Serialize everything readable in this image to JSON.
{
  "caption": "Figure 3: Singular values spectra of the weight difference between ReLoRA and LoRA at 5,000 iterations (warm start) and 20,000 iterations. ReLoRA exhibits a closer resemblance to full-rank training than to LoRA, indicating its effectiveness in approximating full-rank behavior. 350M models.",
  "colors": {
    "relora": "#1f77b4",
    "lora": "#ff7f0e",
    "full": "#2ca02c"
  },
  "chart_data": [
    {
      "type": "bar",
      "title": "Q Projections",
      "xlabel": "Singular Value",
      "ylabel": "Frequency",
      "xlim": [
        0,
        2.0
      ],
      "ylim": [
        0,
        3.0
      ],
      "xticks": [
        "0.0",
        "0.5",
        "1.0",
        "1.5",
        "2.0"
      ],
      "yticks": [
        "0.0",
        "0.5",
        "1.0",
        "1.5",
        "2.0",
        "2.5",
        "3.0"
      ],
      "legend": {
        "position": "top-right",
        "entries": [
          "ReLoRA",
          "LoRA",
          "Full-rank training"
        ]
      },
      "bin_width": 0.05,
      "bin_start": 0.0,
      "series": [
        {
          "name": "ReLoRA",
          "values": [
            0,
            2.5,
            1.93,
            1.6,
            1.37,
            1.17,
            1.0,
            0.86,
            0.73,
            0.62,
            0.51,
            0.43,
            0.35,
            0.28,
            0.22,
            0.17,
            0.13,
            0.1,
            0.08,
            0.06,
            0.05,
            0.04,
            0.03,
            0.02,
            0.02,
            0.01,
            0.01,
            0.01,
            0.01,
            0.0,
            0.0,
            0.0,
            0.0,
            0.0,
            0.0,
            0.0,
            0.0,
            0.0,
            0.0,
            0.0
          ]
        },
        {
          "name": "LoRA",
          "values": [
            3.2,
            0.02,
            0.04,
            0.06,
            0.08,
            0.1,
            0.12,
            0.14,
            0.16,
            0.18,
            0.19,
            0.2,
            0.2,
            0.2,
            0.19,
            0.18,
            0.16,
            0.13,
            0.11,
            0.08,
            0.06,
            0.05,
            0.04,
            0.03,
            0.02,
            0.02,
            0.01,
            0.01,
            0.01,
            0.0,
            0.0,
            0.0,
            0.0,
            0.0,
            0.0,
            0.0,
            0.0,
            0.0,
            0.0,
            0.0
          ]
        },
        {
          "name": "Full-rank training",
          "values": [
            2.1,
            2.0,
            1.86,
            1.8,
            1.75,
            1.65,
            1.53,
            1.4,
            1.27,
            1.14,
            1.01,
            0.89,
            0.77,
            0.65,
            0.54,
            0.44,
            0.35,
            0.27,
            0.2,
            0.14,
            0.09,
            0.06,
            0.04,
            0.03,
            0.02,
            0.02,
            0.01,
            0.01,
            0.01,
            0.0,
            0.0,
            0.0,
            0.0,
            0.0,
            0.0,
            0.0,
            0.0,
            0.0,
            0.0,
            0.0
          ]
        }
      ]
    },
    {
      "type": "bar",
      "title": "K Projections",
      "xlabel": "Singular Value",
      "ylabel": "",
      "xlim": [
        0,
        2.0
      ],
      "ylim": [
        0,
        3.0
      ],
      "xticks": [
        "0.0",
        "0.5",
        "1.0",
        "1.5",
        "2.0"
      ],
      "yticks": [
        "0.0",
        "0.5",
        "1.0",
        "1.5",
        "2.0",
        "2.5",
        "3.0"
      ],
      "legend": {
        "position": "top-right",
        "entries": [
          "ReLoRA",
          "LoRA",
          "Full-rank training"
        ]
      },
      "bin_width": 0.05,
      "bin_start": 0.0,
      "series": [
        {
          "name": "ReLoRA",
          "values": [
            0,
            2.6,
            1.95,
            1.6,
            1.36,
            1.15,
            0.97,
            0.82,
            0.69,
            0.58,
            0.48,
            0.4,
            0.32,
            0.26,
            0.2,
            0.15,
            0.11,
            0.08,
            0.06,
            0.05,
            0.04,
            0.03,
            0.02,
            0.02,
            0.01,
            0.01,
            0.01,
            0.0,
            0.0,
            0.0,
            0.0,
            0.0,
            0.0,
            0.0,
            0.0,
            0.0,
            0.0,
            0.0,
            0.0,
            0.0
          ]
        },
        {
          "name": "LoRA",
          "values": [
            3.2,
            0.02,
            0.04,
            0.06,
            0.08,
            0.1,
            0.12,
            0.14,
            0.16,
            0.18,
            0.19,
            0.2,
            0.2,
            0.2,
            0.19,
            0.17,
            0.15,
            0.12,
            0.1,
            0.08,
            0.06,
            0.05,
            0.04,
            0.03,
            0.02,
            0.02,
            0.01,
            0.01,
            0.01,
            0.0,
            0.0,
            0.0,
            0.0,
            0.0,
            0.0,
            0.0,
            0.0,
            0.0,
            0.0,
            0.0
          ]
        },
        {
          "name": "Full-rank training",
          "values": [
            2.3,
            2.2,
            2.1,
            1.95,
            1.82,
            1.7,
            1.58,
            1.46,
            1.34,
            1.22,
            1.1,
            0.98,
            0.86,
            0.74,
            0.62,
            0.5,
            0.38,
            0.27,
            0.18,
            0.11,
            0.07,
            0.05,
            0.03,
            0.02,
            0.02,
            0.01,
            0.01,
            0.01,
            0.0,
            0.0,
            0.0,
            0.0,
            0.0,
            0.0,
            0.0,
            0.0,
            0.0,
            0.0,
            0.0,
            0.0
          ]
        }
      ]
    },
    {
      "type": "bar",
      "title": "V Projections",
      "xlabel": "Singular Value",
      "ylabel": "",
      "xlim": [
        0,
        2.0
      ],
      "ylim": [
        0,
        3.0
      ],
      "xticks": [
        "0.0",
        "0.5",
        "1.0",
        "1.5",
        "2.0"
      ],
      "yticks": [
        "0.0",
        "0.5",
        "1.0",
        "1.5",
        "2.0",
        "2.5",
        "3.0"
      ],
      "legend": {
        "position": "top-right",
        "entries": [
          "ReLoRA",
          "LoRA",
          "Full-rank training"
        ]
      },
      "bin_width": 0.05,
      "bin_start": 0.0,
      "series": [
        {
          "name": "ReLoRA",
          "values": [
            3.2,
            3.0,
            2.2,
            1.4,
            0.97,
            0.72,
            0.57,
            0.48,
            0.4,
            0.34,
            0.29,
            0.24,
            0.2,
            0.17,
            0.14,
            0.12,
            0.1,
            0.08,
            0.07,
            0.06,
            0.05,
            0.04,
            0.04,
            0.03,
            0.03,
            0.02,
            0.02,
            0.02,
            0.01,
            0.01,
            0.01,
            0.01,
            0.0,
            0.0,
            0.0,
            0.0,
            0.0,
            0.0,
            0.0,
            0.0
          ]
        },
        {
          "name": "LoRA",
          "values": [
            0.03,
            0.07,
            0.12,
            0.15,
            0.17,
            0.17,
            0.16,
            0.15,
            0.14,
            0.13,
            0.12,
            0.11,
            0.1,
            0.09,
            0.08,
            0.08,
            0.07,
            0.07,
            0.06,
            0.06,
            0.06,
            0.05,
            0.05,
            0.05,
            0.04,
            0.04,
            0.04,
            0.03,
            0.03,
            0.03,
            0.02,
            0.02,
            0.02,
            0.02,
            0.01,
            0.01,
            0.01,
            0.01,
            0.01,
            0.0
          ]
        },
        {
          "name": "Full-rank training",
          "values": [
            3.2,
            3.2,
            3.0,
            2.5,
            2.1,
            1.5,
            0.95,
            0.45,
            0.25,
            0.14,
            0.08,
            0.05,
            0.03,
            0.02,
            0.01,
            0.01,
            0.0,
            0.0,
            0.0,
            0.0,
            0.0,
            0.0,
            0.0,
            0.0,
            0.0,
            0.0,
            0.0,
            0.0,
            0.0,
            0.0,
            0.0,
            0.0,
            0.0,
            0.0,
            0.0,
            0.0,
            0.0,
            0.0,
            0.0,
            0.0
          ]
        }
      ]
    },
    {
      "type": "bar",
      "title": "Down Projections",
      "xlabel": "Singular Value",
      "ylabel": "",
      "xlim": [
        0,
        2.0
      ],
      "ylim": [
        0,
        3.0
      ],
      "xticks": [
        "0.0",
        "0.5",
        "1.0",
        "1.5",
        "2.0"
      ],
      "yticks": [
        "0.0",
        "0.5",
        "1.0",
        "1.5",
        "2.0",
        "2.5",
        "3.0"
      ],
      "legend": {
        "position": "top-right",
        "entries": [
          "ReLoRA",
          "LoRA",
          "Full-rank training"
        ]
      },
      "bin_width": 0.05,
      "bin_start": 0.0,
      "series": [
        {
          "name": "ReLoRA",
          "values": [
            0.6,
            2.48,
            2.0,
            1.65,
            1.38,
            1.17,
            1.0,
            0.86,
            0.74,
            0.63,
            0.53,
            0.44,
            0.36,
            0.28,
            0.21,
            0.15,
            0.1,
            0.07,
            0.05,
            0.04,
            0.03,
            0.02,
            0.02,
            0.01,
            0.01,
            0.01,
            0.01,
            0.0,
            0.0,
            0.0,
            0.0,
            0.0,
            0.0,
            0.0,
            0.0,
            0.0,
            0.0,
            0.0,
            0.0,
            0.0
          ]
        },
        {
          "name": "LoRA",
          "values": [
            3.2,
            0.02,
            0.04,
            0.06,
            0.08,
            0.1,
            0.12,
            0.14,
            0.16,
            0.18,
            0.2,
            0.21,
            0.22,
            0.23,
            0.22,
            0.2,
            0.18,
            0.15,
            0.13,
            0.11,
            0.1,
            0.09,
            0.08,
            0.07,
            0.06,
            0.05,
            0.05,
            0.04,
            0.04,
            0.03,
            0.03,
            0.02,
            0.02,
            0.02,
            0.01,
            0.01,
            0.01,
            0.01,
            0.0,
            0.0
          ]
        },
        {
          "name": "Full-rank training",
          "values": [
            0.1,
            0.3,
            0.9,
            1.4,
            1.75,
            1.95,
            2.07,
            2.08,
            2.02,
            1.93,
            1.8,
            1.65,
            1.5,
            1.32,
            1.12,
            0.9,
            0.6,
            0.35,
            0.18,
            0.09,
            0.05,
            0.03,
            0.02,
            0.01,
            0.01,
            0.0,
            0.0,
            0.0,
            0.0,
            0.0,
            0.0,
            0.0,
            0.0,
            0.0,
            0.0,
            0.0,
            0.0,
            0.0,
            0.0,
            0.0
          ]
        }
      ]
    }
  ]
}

************

» **Task prompt**
Look through the entries above and report each line where the string "title" occurs.

» **Reply to the exercise**
      "title": "Q Projections",
      "title": "K Projections",
      "title": "V Projections",
      "title": "Down Projections",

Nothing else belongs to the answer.